- Directions for this task -
Find each line with "Experience" and copy it.
----
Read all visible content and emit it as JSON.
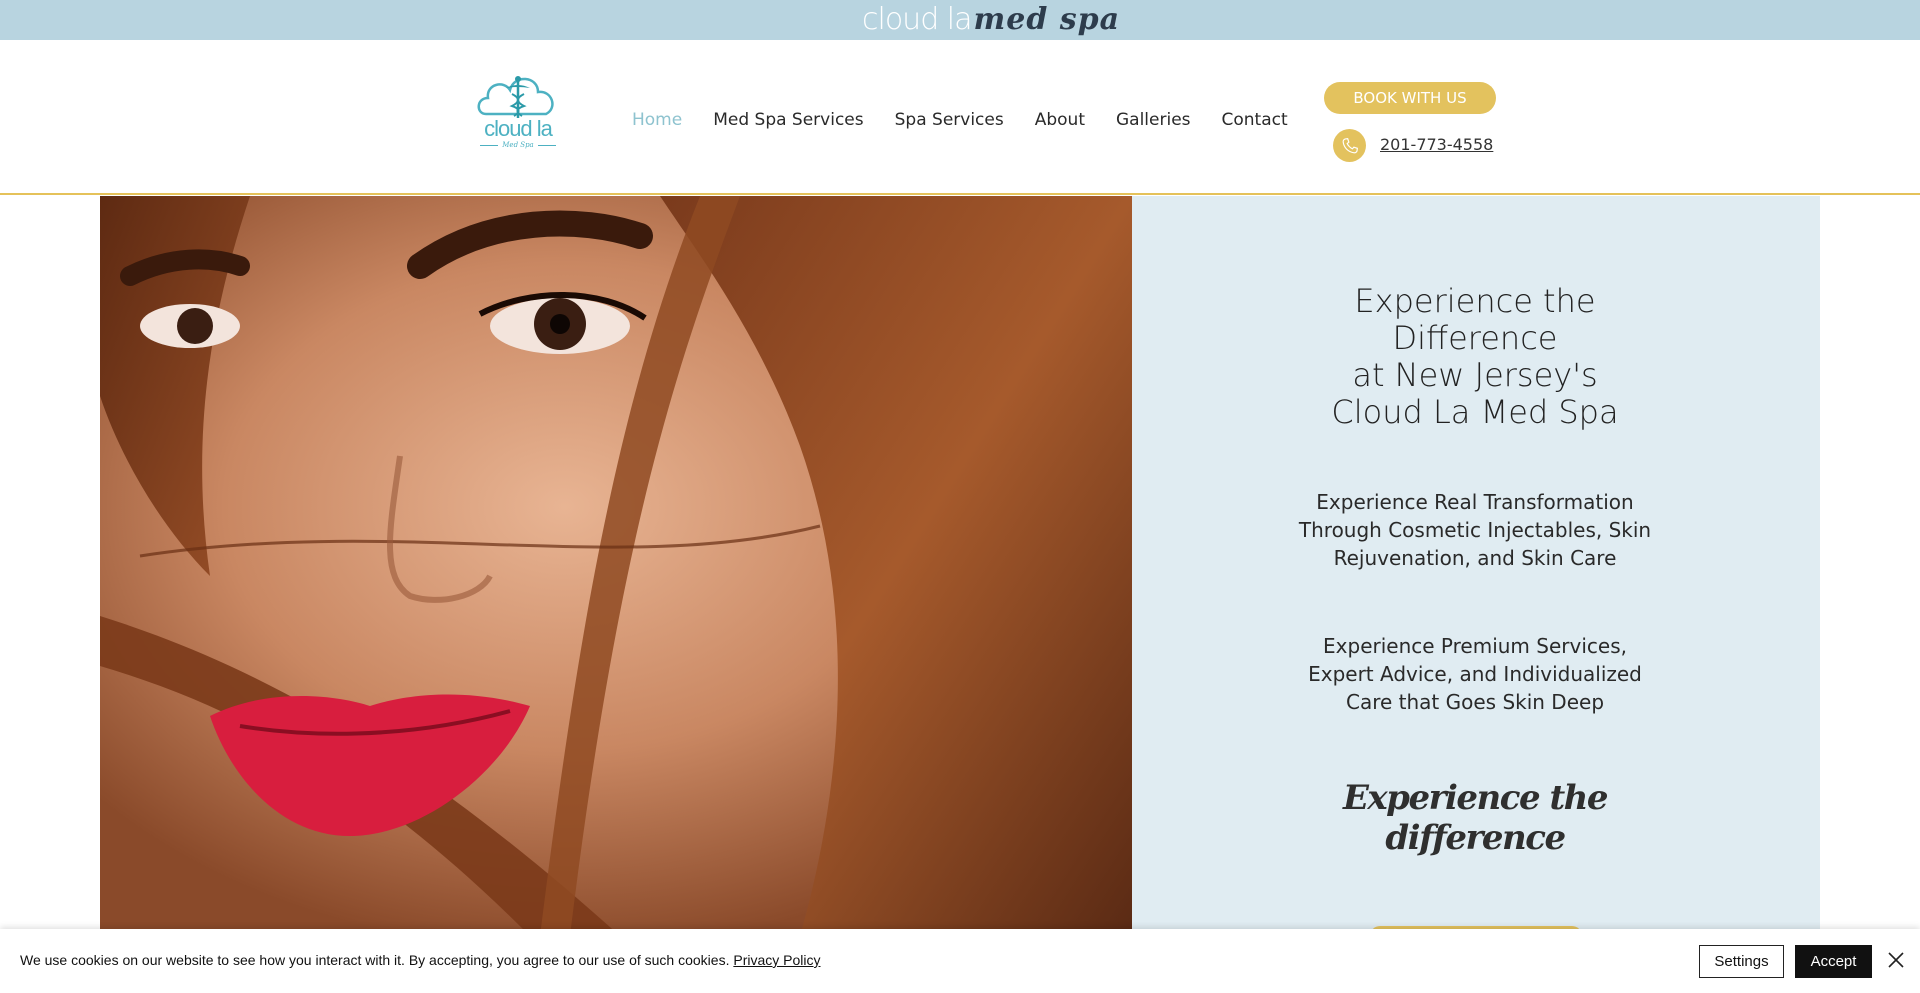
{
  "top_banner": {
    "brand_light": "cloud la",
    "brand_script": "med spa"
  },
  "header": {
    "logo": {
      "text": "cloud la",
      "subtext": "Med Spa",
      "icon": "caduceus-cloud-icon"
    },
    "nav": [
      {
        "label": "Home",
        "active": true
      },
      {
        "label": "Med Spa Services",
        "active": false
      },
      {
        "label": "Spa Services",
        "active": false
      },
      {
        "label": "About",
        "active": false
      },
      {
        "label": "Galleries",
        "active": false
      },
      {
        "label": "Contact",
        "active": false
      }
    ],
    "book_label": "BOOK WITH US",
    "phone": "201-773-4558",
    "phone_icon": "phone-icon"
  },
  "hero": {
    "image": "woman-portrait-photo",
    "title_lines": [
      "Experience the",
      "Difference",
      "at New Jersey's",
      "Cloud La Med Spa"
    ],
    "paragraph1_lines": [
      "Experience Real Transformation",
      "Through Cosmetic Injectables, Skin",
      "Rejuvenation, and Skin Care"
    ],
    "paragraph2_lines": [
      "Experience Premium Services,",
      "Expert Advice, and Individualized",
      "Care that Goes Skin Deep"
    ],
    "script": "Experience the difference"
  },
  "cookie": {
    "text": "We use cookies on our website to see how you interact with it. By accepting, you agree to our use of such cookies.",
    "policy_link": "Privacy Policy",
    "settings_label": "Settings",
    "accept_label": "Accept",
    "close_icon": "close-icon"
  },
  "colors": {
    "banner": "#b8d4e0",
    "accent_gold": "#e3c25e",
    "nav_active": "#8ec3cf",
    "panel": "#e0ecf2",
    "logo_teal": "#4db1c2"
  }
}
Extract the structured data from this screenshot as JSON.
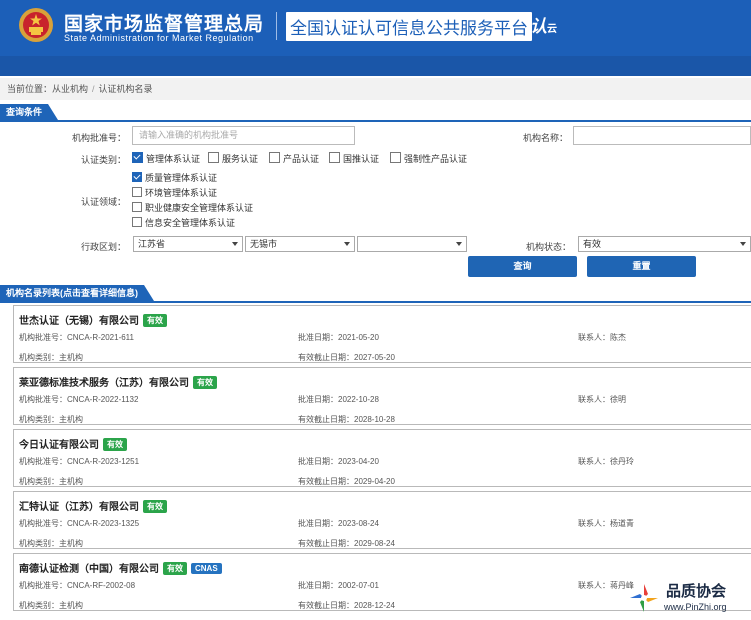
{
  "header": {
    "org_name": "国家市场监督管理总局",
    "org_en": "State Administration for Market Regulation",
    "platform_title": "全国认证认可信息公共服务平台",
    "logo_text": "认",
    "logo_sub": "云"
  },
  "breadcrumb": {
    "prefix": "当前位置：",
    "items": [
      "从业机构",
      "认证机构名录"
    ],
    "separator": "/"
  },
  "query": {
    "section_title": "查询条件",
    "approval_label": "机构批准号：",
    "approval_placeholder": "请输入准确的机构批准号",
    "name_label": "机构名称：",
    "name_value": "",
    "type_label": "认证类别：",
    "types": [
      {
        "label": "管理体系认证",
        "checked": true
      },
      {
        "label": "服务认证",
        "checked": false
      },
      {
        "label": "产品认证",
        "checked": false
      },
      {
        "label": "国推认证",
        "checked": false
      },
      {
        "label": "强制性产品认证",
        "checked": false
      }
    ],
    "field_label": "认证领域：",
    "fields": [
      {
        "label": "质量管理体系认证",
        "checked": true
      },
      {
        "label": "环境管理体系认证",
        "checked": false
      },
      {
        "label": "职业健康安全管理体系认证",
        "checked": false
      },
      {
        "label": "信息安全管理体系认证",
        "checked": false
      }
    ],
    "region_label": "行政区划：",
    "province": "江苏省",
    "city": "无锡市",
    "district": "",
    "status_label": "机构状态：",
    "status_value": "有效",
    "search_button": "查询",
    "reset_button": "重置"
  },
  "results": {
    "section_title": "机构名录列表(点击查看详细信息)",
    "labels": {
      "approval": "机构批准号：",
      "date": "批准日期：",
      "contact": "联系人：",
      "category": "机构类别：",
      "expiry": "有效截止日期："
    },
    "items": [
      {
        "name": "世杰认证（无锡）有限公司",
        "badges": [
          "有效"
        ],
        "approval": "CNCA-R-2021-611",
        "date": "2021-05-20",
        "contact": "陈杰",
        "category": "主机构",
        "expiry": "2027-05-20"
      },
      {
        "name": "莱亚德标准技术服务（江苏）有限公司",
        "badges": [
          "有效"
        ],
        "approval": "CNCA-R-2022-1132",
        "date": "2022-10-28",
        "contact": "徐明",
        "category": "主机构",
        "expiry": "2028-10-28"
      },
      {
        "name": "今日认证有限公司",
        "badges": [
          "有效"
        ],
        "approval": "CNCA-R-2023-1251",
        "date": "2023-04-20",
        "contact": "徐丹玲",
        "category": "主机构",
        "expiry": "2029-04-20"
      },
      {
        "name": "汇特认证（江苏）有限公司",
        "badges": [
          "有效"
        ],
        "approval": "CNCA-R-2023-1325",
        "date": "2023-08-24",
        "contact": "杨道青",
        "category": "主机构",
        "expiry": "2029-08-24"
      },
      {
        "name": "南德认证检测（中国）有限公司",
        "badges": [
          "有效",
          "CNAS"
        ],
        "approval": "CNCA-RF-2002-08",
        "date": "2002-07-01",
        "contact": "蒋丹峰",
        "category": "主机构",
        "expiry": "2028-12-24"
      }
    ]
  },
  "watermark": {
    "title": "品质协会",
    "url": "www.PinZhi.org"
  },
  "colors": {
    "header_blue": "#1c5fb8",
    "section_blue": "#1e64b8",
    "badge_green": "#2ba44a",
    "badge_blue": "#2573c0"
  }
}
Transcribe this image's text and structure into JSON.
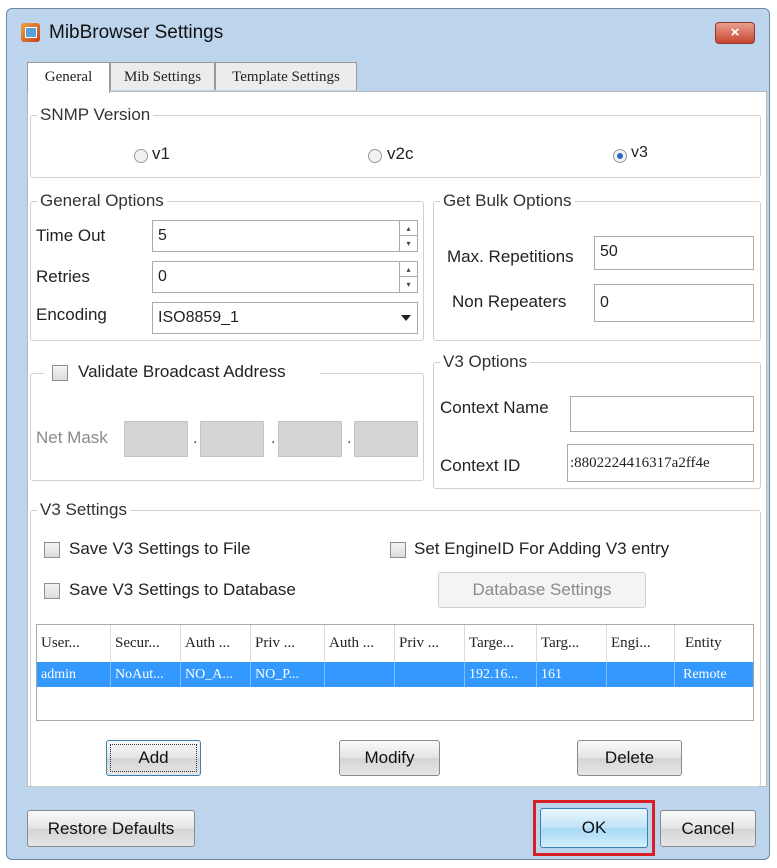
{
  "window": {
    "title": "MibBrowser Settings",
    "close_icon": "×"
  },
  "tabs": [
    {
      "label": "General",
      "active": true
    },
    {
      "label": "Mib Settings",
      "active": false
    },
    {
      "label": "Template Settings",
      "active": false
    }
  ],
  "snmp_version": {
    "legend": "SNMP Version",
    "options": [
      {
        "label": "v1",
        "selected": false
      },
      {
        "label": "v2c",
        "selected": false
      },
      {
        "label": "v3",
        "selected": true
      }
    ]
  },
  "general_options": {
    "legend": "General Options",
    "timeout": {
      "label": "Time Out",
      "value": "5"
    },
    "retries": {
      "label": "Retries",
      "value": "0"
    },
    "encoding": {
      "label": "Encoding",
      "value": "ISO8859_1"
    }
  },
  "get_bulk": {
    "legend": "Get Bulk Options",
    "max_repetitions": {
      "label": "Max. Repetitions",
      "value": "50"
    },
    "non_repeaters": {
      "label": "Non Repeaters",
      "value": "0"
    }
  },
  "broadcast": {
    "checkbox_label": "Validate Broadcast Address",
    "checked": false,
    "netmask_label": "Net Mask"
  },
  "v3_options": {
    "legend": "V3 Options",
    "context_name": {
      "label": "Context Name",
      "value": ""
    },
    "context_id": {
      "label": "Context ID",
      "value": ":8802224416317a2ff4e"
    }
  },
  "v3_settings": {
    "legend": "V3 Settings",
    "save_to_file": "Save V3 Settings to File",
    "set_engine_id": "Set EngineID For Adding V3 entry",
    "save_to_db": "Save V3 Settings to Database",
    "db_settings_button": "Database Settings",
    "columns": [
      "User...",
      "Secur...",
      "Auth ...",
      "Priv ...",
      "Auth ...",
      "Priv ...",
      "Targe...",
      "Targ...",
      "Engi...",
      "Entity"
    ],
    "rows": [
      [
        "admin",
        "NoAut...",
        "NO_A...",
        "NO_P...",
        "",
        "",
        "192.16...",
        "161",
        "",
        "Remote"
      ]
    ],
    "add_button": "Add",
    "modify_button": "Modify",
    "delete_button": "Delete"
  },
  "footer": {
    "restore_button": "Restore Defaults",
    "ok_button": "OK",
    "cancel_button": "Cancel"
  },
  "colors": {
    "selection": "#3399ff",
    "highlight_box": "#d91f26",
    "window_frame": "#bcd4ec"
  }
}
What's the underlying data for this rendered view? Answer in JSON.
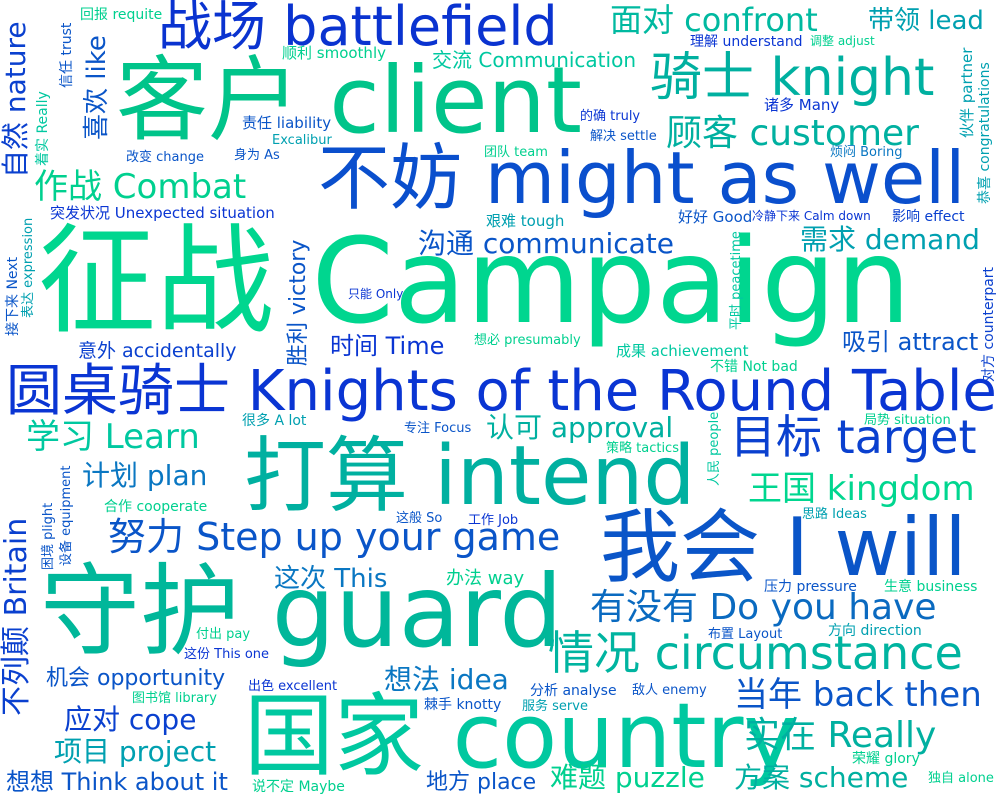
{
  "palette": {
    "green": "#00d68f",
    "teal": "#00a6a6",
    "blue": "#0a55c8",
    "navy": "#0a2bd1"
  },
  "words": [
    {
      "text": "征战 Campaign",
      "color": "#00d68f"
    },
    {
      "text": "客户 client",
      "color": "#00c48a"
    },
    {
      "text": "不妨 might as well",
      "color": "#0a4fcd"
    },
    {
      "text": "守护 guard",
      "color": "#00b79a"
    },
    {
      "text": "打算 intend",
      "color": "#00b0a0"
    },
    {
      "text": "国家 country",
      "color": "#00c8a0"
    },
    {
      "text": "我会 I will",
      "color": "#0a55c8"
    },
    {
      "text": "圆桌骑士 Knights of the Round Table",
      "color": "#0a35d3"
    },
    {
      "text": "战场 battlefield",
      "color": "#0a33d0"
    },
    {
      "text": "骑士 knight",
      "color": "#00b0a0"
    },
    {
      "text": "顾客 customer",
      "color": "#00b0a0"
    },
    {
      "text": "目标 target",
      "color": "#0a40cf"
    },
    {
      "text": "情况 circumstance",
      "color": "#00b4a0"
    },
    {
      "text": "努力 Step up your game",
      "color": "#0a55c8"
    },
    {
      "text": "有没有 Do you have",
      "color": "#0a6ac0"
    },
    {
      "text": "面对 confront",
      "color": "#00b9a0"
    },
    {
      "text": "带领 lead",
      "color": "#00a0b0"
    },
    {
      "text": "作战 Combat",
      "color": "#00d08f"
    },
    {
      "text": "沟通 communicate",
      "color": "#0a55c8"
    },
    {
      "text": "需求 demand",
      "color": "#00a0b0"
    },
    {
      "text": "王国 kingdom",
      "color": "#00d68f"
    },
    {
      "text": "当年 back then",
      "color": "#0a55c8"
    },
    {
      "text": "实在 Really",
      "color": "#00b0a0"
    },
    {
      "text": "学习 Learn",
      "color": "#00c8a0"
    },
    {
      "text": "认可 approval",
      "color": "#00b0a0"
    },
    {
      "text": "计划 plan",
      "color": "#0a77c2"
    },
    {
      "text": "时间 Time",
      "color": "#0a35d3"
    },
    {
      "text": "吸引 attract",
      "color": "#0a55c8"
    },
    {
      "text": "这次 This",
      "color": "#0a77c2"
    },
    {
      "text": "想法 idea",
      "color": "#0a77c2"
    },
    {
      "text": "应对 cope",
      "color": "#0a40cf"
    },
    {
      "text": "项目 project",
      "color": "#00a0b0"
    },
    {
      "text": "机会 opportunity",
      "color": "#0a55c8"
    },
    {
      "text": "想想 Think about it",
      "color": "#0a55c8"
    },
    {
      "text": "地方 place",
      "color": "#0a55c8"
    },
    {
      "text": "难题 puzzle",
      "color": "#00d08f"
    },
    {
      "text": "方案 scheme",
      "color": "#00b0a0"
    },
    {
      "text": "办法 way",
      "color": "#00d08f"
    },
    {
      "text": "交流 Communication",
      "color": "#00c8a0"
    },
    {
      "text": "顺利 smoothly",
      "color": "#00d08f"
    },
    {
      "text": "回报 requite",
      "color": "#00d08f"
    },
    {
      "text": "理解 understand",
      "color": "#0a35d3"
    },
    {
      "text": "调整 adjust",
      "color": "#00d08f"
    },
    {
      "text": "诸多 Many",
      "color": "#0a35d3"
    },
    {
      "text": "责任 liability",
      "color": "#0a55c8"
    },
    {
      "text": "Excalibur",
      "color": "#00a0b0"
    },
    {
      "text": "的确 truly",
      "color": "#0a35d3"
    },
    {
      "text": "解决 settle",
      "color": "#0a55c8"
    },
    {
      "text": "团队 team",
      "color": "#00d08f"
    },
    {
      "text": "烦闷 Boring",
      "color": "#0a77c2"
    },
    {
      "text": "改变 change",
      "color": "#0a55c8"
    },
    {
      "text": "身为 As",
      "color": "#0a55c8"
    },
    {
      "text": "突发状况 Unexpected situation",
      "color": "#0a35d3"
    },
    {
      "text": "艰难 tough",
      "color": "#00a0b0"
    },
    {
      "text": "好好 Good",
      "color": "#0a55c8"
    },
    {
      "text": "冷静下来 Calm down",
      "color": "#0a35d3"
    },
    {
      "text": "影响 effect",
      "color": "#0a40cf"
    },
    {
      "text": "只能 Only",
      "color": "#0a35d3"
    },
    {
      "text": "意外 accidentally",
      "color": "#0a40cf"
    },
    {
      "text": "想必 presumably",
      "color": "#00d08f"
    },
    {
      "text": "成果 achievement",
      "color": "#00c8a0"
    },
    {
      "text": "不错 Not bad",
      "color": "#00d08f"
    },
    {
      "text": "很多 A lot",
      "color": "#00a0b0"
    },
    {
      "text": "专注 Focus",
      "color": "#0a55c8"
    },
    {
      "text": "局势 situation",
      "color": "#00d08f"
    },
    {
      "text": "策略 tactics",
      "color": "#00d08f"
    },
    {
      "text": "合作 cooperate",
      "color": "#00d08f"
    },
    {
      "text": "这般 So",
      "color": "#0a55c8"
    },
    {
      "text": "工作 Job",
      "color": "#0a35d3"
    },
    {
      "text": "思路 Ideas",
      "color": "#00a0b0"
    },
    {
      "text": "压力 pressure",
      "color": "#0a55c8"
    },
    {
      "text": "生意 business",
      "color": "#00d08f"
    },
    {
      "text": "付出 pay",
      "color": "#00d08f"
    },
    {
      "text": "布置 Layout",
      "color": "#0a55c8"
    },
    {
      "text": "方向 direction",
      "color": "#00a0b0"
    },
    {
      "text": "这份 This one",
      "color": "#0a35d3"
    },
    {
      "text": "出色 excellent",
      "color": "#0a35d3"
    },
    {
      "text": "图书馆 library",
      "color": "#00d08f"
    },
    {
      "text": "分析 analyse",
      "color": "#0a55c8"
    },
    {
      "text": "敌人 enemy",
      "color": "#0a55c8"
    },
    {
      "text": "棘手 knotty",
      "color": "#0a55c8"
    },
    {
      "text": "服务 serve",
      "color": "#00a0b0"
    },
    {
      "text": "荣耀 glory",
      "color": "#00d08f"
    },
    {
      "text": "独自 alone",
      "color": "#00d08f"
    },
    {
      "text": "说不定 Maybe",
      "color": "#00d08f"
    },
    {
      "text": "自然 nature",
      "color": "#0a40cf"
    },
    {
      "text": "喜欢 like",
      "color": "#0a55c8"
    },
    {
      "text": "信任 trust",
      "color": "#0a55c8"
    },
    {
      "text": "着实 Really",
      "color": "#00c8a0"
    },
    {
      "text": "接下来 Next",
      "color": "#0a55c8"
    },
    {
      "text": "表达 expression",
      "color": "#00a0b0"
    },
    {
      "text": "胜利 victory",
      "color": "#0a55c8"
    },
    {
      "text": "不列颠 Britain",
      "color": "#0a40cf"
    },
    {
      "text": "困境 plight",
      "color": "#0a55c8"
    },
    {
      "text": "设备 equipment",
      "color": "#0a55c8"
    },
    {
      "text": "伙伴 partner",
      "color": "#00a0b0"
    },
    {
      "text": "恭喜 congratulations",
      "color": "#00a0b0"
    },
    {
      "text": "平时 peacetime",
      "color": "#00c8a0"
    },
    {
      "text": "人民 people",
      "color": "#00c8a0"
    },
    {
      "text": "对方 counterpart",
      "color": "#0a40cf"
    }
  ]
}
----
- Finished answer -
      "Experience the",
      "Experience Real Transformation",
      "Experience Premium Services,",
    "script": "Experience the difference"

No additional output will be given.